___ TASK INPUT

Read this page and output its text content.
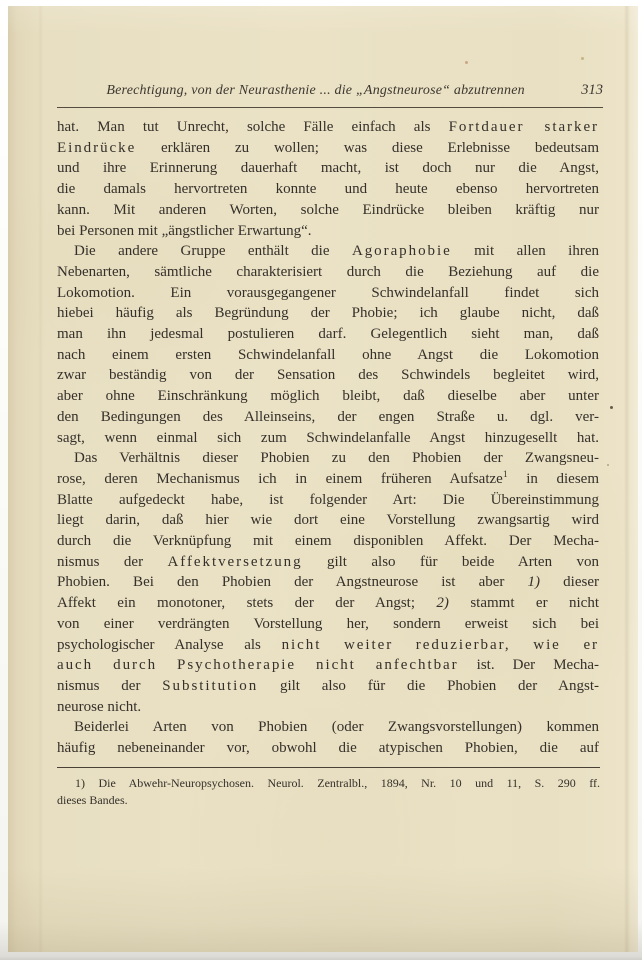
Berechtigung, von der Neurasthenie ... die „Angstneurose“ abzutrennen	313
hat. Man tut Unrecht, solche Fälle einfach als Fortdauer starker
Eindrücke erklären zu wollen; was diese Erlebnisse bedeutsam
und ihre Erinnerung dauerhaft macht, ist doch nur die Angst,
die damals hervortreten konnte und heute ebenso hervortreten
kann. Mit anderen Worten, solche Eindrücke bleiben kräftig nur
bei Personen mit „ängstlicher Erwartung“.
Die andere Gruppe enthält die Agoraphobie mit allen ihren
Nebenarten, sämtliche charakterisiert durch die Beziehung auf die
Lokomotion. Ein vorausgegangener Schwindelanfall findet sich
hiebei häufig als Begründung der Phobie; ich glaube nicht, daß
man ihn jedesmal postulieren darf. Gelegentlich sieht man, daß
nach einem ersten Schwindelanfall ohne Angst die Lokomotion
zwar beständig von der Sensation des Schwindels begleitet wird,
aber ohne Einschränkung möglich bleibt, daß dieselbe aber unter
den Bedingungen des Alleinseins, der engen Straße u. dgl. ver-
sagt, wenn einmal sich zum Schwindelanfalle Angst hinzugesellt hat.
Das Verhältnis dieser Phobien zu den Phobien der Zwangsneu-
rose, deren Mechanismus ich in einem früheren Aufsatze$^1$ in diesem
Blatte aufgedeckt habe, ist folgender Art: Die Übereinstimmung
liegt darin, daß hier wie dort eine Vorstellung zwangsartig wird
durch die Verknüpfung mit einem disponiblen Affekt. Der Mecha-
nismus der Affektversetzung gilt also für beide Arten von
Phobien. Bei den Phobien der Angstneurose ist aber 1) dieser
Affekt ein monotoner, stets der der Angst; 2) stammt er nicht
von einer verdrängten Vorstellung her, sondern erweist sich bei
psychologischer Analyse als nicht weiter reduzierbar, wie er
auch durch Psychotherapie nicht anfechtbar ist. Der Mecha-
nismus der Substitution gilt also für die Phobien der Angst-
neurose nicht.
Beiderlei Arten von Phobien (oder Zwangsvorstellungen) kommen
häufig nebeneinander vor, obwohl die atypischen Phobien, die auf
1) Die Abwehr-Neuropsychosen. Neurol. Zentralbl., 1894, Nr. 10 und 11, S. 290 ff.
dieses Bandes.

______

__OBJECTIVE__
Copy the material above exactly and drop the pictures.

__RESPONSE FOR THIS EXERCISE__
Read this page and output its text content.
Berechtigung, von der Neurasthenie ... die „Angstneurose“ abzutrennen	313
hat. Man tut Unrecht, solche Fälle einfach als Fortdauer starker
Eindrücke erklären zu wollen; was diese Erlebnisse bedeutsam
und ihre Erinnerung dauerhaft macht, ist doch nur die Angst,
die damals hervortreten konnte und heute ebenso hervortreten
kann. Mit anderen Worten, solche Eindrücke bleiben kräftig nur
bei Personen mit „ängstlicher Erwartung“.
Die andere Gruppe enthält die Agoraphobie mit allen ihren
Nebenarten, sämtliche charakterisiert durch die Beziehung auf die
Lokomotion. Ein vorausgegangener Schwindelanfall findet sich
hiebei häufig als Begründung der Phobie; ich glaube nicht, daß
man ihn jedesmal postulieren darf. Gelegentlich sieht man, daß
nach einem ersten Schwindelanfall ohne Angst die Lokomotion
zwar beständig von der Sensation des Schwindels begleitet wird,
aber ohne Einschränkung möglich bleibt, daß dieselbe aber unter
den Bedingungen des Alleinseins, der engen Straße u. dgl. ver-
sagt, wenn einmal sich zum Schwindelanfalle Angst hinzugesellt hat.
Das Verhältnis dieser Phobien zu den Phobien der Zwangsneu-
rose, deren Mechanismus ich in einem früheren Aufsatze$^1$ in diesem
Blatte aufgedeckt habe, ist folgender Art: Die Übereinstimmung
liegt darin, daß hier wie dort eine Vorstellung zwangsartig wird
durch die Verknüpfung mit einem disponiblen Affekt. Der Mecha-
nismus der Affektversetzung gilt also für beide Arten von
Phobien. Bei den Phobien der Angstneurose ist aber 1) dieser
Affekt ein monotoner, stets der der Angst; 2) stammt er nicht
von einer verdrängten Vorstellung her, sondern erweist sich bei
psychologischer Analyse als nicht weiter reduzierbar, wie er
auch durch Psychotherapie nicht anfechtbar ist. Der Mecha-
nismus der Substitution gilt also für die Phobien der Angst-
neurose nicht.
Beiderlei Arten von Phobien (oder Zwangsvorstellungen) kommen
häufig nebeneinander vor, obwohl die atypischen Phobien, die auf
1) Die Abwehr-Neuropsychosen. Neurol. Zentralbl., 1894, Nr. 10 und 11, S. 290 ff.
dieses Bandes.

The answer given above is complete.